Problema planteado 1 >> Copia literalmente el pasaje del texto sobre la parábola del samaritano que va desde "Para sorpresa de" hasta "tratan entre sí.", ambos incluidos.
Problema planteado 2 >> Indica si cada afirmación coincide con el texto sobre la parábola del samaritano. Responde sí o no y cita las palabras del texto que lo deciden. (a) El tercer personaje de la historia era un sacerdote. (b) Los oyentes habrían visto a los bandidos como víctimas de condiciones socio-económicas explotadoras. (c) En la tradición rabínica, aceptar la ayuda de un samaritano adelantaba la llegada del reino.

Texto extraído >>
━━━━━━━━

Para sorpresa de todo judío que escuchaba a Jesús y se había identificado con el herido, el tercer personaje era un samaritano. De un samaritano no se puede esperar ayuda, lo que es más no se quiere recibir ayuda de un samaritano. Jesús introdujo un personaje secular de la vida diaria, pero lo colocó en una situación que todo judío sabía que no era ordinaria pues judíos y samaritanos no se tratan entre sí.

          Rechazar la ayuda del samaritano aseguraría la muerte del viajero. Aceptar su ayuda tendría consecuencias que para un judío devoto serían peores que la muerte. En la tradición rabínica un israelita no debe aceptar ofrenda o un acto de amor de uno

que no fuera judío pues ello impediría la llegada del reino de Dios. Aceptar la ayuda de un samaritano convertía al judío en un inmundo que retardaría la llegada del reino.

          Ya podemos ver cómo es que los oyentes de Jesús podrían haber reaccionado a la mención de los bandidos en esta historia. Contrario a nuestra reacción natural en el mundo occidental, los bandidos habrían sido vistos como víctimas de las condiciones socio-económicas explotadoras del gobierno local e imperial, y de la aristocracia terrateniente.

          La introducción del samaritano en la historia la transforma en una parábola. El judío que se identifica con el hombre al lado del camino tiene que responder a la presencia de este personaje que no es parte de su experiencia cotidiana. Así Jesús crea en sus oyentes un estado de crisis que reta con la visión de una nueva realidad. Un nuevo mundo personal y social en el que la compasión, y no el exclusivismo étnico y religioso, determinan las relaciones humanas.

          “Aconteció que descendió un sacerdote por aquel camino, y viéndole, pasó de largo. Asimismo un levita, llegando cerca de aquel lugar, y viéndole, se pasó de largo”.

━━━━━━━━

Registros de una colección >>
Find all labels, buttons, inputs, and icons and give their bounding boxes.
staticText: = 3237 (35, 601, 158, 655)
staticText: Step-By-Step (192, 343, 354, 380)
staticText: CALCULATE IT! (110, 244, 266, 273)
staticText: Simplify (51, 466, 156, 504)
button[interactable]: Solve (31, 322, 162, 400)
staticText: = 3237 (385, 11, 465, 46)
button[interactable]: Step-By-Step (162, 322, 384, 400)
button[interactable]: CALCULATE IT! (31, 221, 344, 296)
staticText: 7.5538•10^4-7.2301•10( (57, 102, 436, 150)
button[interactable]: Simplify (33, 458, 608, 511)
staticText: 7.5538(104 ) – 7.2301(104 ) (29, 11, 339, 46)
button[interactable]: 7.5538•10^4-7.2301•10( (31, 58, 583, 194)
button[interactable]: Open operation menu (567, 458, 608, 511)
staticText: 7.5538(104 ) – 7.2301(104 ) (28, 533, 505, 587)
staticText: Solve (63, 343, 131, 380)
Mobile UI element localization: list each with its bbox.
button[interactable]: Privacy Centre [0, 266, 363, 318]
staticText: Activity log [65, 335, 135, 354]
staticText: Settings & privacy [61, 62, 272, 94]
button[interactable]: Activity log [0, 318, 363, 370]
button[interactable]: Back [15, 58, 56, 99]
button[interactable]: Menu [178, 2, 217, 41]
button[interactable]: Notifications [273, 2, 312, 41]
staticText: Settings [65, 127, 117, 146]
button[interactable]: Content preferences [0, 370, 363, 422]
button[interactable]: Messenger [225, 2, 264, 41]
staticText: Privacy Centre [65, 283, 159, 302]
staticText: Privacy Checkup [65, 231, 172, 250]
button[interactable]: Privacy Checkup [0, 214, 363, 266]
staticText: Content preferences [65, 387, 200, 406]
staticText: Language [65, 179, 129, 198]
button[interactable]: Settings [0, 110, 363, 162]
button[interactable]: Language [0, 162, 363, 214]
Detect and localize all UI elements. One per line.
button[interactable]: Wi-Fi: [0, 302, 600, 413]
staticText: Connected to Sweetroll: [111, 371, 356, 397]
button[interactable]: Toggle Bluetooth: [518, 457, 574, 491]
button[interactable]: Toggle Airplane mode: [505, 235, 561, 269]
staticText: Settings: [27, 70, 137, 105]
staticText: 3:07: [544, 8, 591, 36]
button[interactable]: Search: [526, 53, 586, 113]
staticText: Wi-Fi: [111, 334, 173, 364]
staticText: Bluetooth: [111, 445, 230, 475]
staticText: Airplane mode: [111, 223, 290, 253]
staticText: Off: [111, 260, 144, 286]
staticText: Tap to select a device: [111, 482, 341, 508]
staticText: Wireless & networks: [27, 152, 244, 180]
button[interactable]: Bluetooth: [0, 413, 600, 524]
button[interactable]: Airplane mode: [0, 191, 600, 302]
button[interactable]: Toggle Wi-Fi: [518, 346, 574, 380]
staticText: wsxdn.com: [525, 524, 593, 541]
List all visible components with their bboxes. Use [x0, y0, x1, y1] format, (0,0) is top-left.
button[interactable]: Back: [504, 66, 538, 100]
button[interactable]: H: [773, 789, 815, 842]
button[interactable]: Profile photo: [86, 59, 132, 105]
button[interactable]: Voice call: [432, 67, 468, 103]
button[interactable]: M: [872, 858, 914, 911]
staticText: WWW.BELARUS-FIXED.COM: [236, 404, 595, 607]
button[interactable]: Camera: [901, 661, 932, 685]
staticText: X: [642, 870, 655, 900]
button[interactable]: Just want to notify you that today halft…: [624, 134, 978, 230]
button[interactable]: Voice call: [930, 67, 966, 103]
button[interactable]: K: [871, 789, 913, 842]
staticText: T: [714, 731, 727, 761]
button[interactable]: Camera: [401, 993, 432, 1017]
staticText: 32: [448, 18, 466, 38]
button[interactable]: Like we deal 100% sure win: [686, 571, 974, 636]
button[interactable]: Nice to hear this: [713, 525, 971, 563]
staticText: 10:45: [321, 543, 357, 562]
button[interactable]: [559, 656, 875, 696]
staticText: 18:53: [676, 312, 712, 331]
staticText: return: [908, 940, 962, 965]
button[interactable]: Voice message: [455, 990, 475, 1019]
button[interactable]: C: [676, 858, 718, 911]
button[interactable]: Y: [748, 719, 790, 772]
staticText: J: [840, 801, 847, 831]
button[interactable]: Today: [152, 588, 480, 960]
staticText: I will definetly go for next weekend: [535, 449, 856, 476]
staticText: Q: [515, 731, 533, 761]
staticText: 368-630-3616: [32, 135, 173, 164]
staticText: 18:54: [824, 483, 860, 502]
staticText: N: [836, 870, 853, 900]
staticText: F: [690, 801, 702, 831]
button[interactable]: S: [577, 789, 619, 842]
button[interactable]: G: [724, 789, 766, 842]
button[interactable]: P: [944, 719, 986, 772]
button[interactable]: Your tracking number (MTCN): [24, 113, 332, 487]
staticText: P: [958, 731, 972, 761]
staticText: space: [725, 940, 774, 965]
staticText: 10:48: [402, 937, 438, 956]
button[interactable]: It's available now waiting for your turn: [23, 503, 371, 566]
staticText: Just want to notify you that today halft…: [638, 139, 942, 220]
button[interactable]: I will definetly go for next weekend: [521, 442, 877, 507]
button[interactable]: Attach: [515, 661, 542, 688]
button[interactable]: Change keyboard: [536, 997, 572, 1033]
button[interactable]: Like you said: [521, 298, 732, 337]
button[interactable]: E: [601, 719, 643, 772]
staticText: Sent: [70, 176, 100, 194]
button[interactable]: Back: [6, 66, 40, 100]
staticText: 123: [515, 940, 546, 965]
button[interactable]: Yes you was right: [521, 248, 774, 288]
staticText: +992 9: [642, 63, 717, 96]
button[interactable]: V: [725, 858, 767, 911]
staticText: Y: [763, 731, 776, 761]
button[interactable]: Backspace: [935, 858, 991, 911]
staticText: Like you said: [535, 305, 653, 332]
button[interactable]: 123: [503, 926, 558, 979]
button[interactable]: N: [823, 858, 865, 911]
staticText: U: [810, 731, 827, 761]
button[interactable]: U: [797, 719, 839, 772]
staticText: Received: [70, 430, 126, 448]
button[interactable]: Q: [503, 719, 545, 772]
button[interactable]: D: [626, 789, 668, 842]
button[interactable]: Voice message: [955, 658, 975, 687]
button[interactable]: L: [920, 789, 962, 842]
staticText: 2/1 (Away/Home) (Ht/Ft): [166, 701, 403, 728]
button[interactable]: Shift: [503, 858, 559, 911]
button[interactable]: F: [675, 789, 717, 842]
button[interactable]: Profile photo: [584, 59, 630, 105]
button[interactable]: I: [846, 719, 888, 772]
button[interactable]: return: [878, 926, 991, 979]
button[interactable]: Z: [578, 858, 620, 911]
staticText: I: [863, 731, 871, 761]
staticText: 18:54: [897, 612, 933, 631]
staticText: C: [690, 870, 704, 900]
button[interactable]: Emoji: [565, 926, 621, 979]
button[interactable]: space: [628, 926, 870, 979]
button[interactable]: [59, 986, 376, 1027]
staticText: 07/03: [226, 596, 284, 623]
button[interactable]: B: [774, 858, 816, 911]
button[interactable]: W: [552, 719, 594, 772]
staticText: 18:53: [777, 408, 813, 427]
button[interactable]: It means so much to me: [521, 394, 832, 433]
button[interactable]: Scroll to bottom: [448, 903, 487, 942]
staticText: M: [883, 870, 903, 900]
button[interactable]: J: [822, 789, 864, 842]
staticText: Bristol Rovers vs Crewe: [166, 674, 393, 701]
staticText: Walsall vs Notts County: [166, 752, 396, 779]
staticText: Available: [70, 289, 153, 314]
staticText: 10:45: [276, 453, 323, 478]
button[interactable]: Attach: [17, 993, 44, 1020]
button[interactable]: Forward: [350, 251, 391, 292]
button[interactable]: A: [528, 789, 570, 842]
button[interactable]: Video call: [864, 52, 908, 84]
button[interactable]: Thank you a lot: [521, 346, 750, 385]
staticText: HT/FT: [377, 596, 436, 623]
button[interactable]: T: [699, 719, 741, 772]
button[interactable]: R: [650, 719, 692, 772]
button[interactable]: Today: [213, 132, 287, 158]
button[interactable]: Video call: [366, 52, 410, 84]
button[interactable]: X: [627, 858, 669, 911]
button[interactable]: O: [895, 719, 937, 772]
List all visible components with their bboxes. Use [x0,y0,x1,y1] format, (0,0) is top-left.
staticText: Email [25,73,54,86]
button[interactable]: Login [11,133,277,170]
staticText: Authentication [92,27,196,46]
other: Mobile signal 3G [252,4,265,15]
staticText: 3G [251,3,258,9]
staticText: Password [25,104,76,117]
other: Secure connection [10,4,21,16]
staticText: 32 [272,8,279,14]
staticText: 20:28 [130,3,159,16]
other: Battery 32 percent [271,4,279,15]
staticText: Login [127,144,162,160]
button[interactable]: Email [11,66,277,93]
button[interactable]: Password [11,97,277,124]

━━━━━━━━

Respuesta completa 1 >>
Para sorpresa de todo judío que escuchaba a Jesús y se había identificado con el herido, el tercer personaje era un samaritano. De un samaritano no se puede esperar ayuda, lo que es más no se quiere recibir ayuda de un samaritano. Jesús introdujo un personaje secular de la vida diaria, pero lo colocó en una situación que todo judío sabía que no era ordinaria pues judíos y samaritanos no se tratan entre sí.

Respuesta completa 2 >>
(a) No: "el tercer personaje era un samaritano".
(b) Sí: "los bandidos habrían sido vistos como víctimas de las condiciones socio-económicas explotadoras del gobierno local e imperial, y de la aristocracia terrateniente".
(c) No: "Aceptar la ayuda de un samaritano convertía al judío en un inmundo que retardaría la llegada del reino".